EXERCISE PROMPT. State how many lines of the data contain the word "Left", and write nothing besides the number.

PROVIDED INFORMATION.
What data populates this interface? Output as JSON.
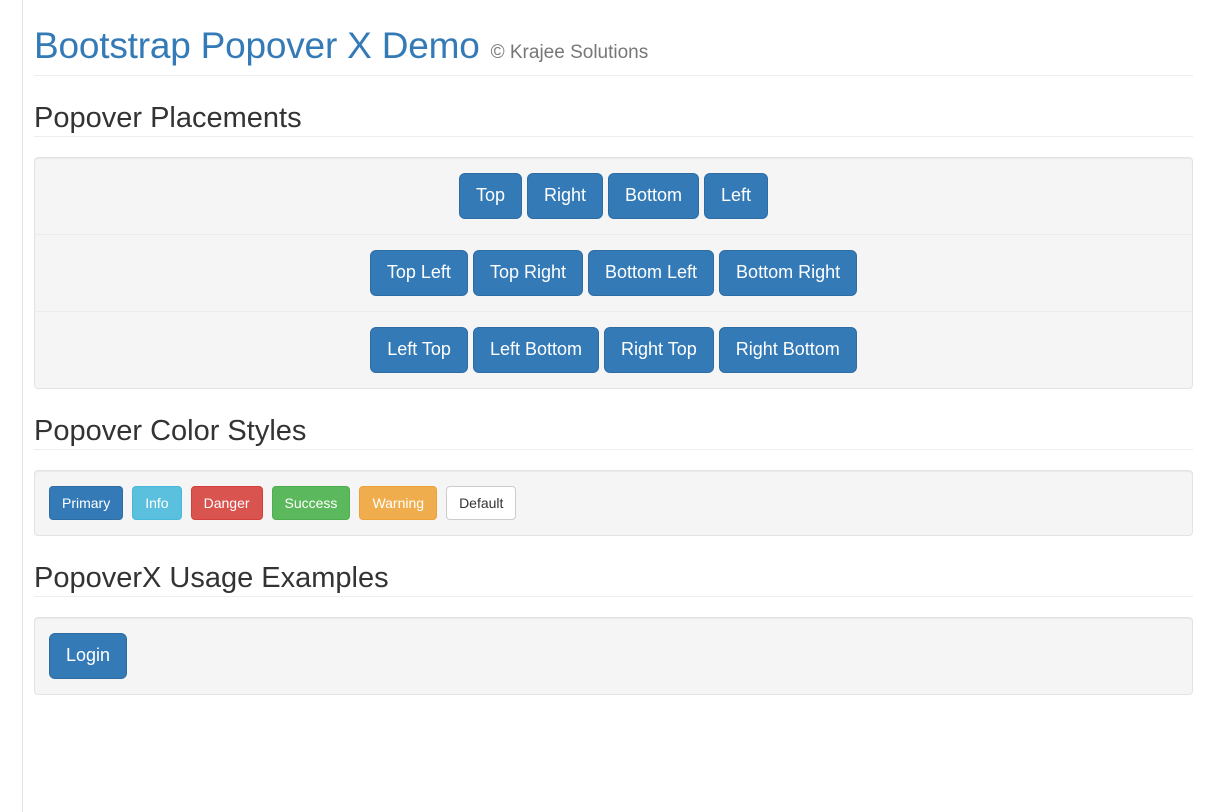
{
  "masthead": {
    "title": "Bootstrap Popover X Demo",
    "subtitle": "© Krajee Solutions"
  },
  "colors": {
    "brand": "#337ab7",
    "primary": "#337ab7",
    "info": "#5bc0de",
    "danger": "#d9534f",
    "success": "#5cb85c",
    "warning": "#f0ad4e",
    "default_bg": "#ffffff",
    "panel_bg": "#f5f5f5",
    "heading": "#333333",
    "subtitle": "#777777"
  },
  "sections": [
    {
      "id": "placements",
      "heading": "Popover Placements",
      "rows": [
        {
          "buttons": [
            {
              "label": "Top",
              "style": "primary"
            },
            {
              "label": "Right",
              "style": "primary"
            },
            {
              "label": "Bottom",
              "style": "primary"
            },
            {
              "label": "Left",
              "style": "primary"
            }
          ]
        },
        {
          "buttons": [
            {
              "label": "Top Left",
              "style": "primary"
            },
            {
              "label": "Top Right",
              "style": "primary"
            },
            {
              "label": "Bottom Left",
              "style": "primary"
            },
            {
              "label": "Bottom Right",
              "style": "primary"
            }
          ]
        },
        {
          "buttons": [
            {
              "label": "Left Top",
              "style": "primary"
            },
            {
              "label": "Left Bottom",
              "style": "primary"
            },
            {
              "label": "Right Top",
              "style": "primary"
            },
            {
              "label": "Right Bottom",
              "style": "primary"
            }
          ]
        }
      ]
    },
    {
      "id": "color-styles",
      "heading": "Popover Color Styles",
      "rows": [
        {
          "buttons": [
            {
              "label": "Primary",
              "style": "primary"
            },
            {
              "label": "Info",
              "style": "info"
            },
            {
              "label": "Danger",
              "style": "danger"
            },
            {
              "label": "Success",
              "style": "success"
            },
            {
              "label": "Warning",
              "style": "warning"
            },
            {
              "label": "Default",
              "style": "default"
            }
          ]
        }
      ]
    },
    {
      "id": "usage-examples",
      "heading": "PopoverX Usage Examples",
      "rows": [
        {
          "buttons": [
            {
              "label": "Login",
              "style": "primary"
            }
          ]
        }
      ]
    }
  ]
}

EXERCISE SOLUTION. 5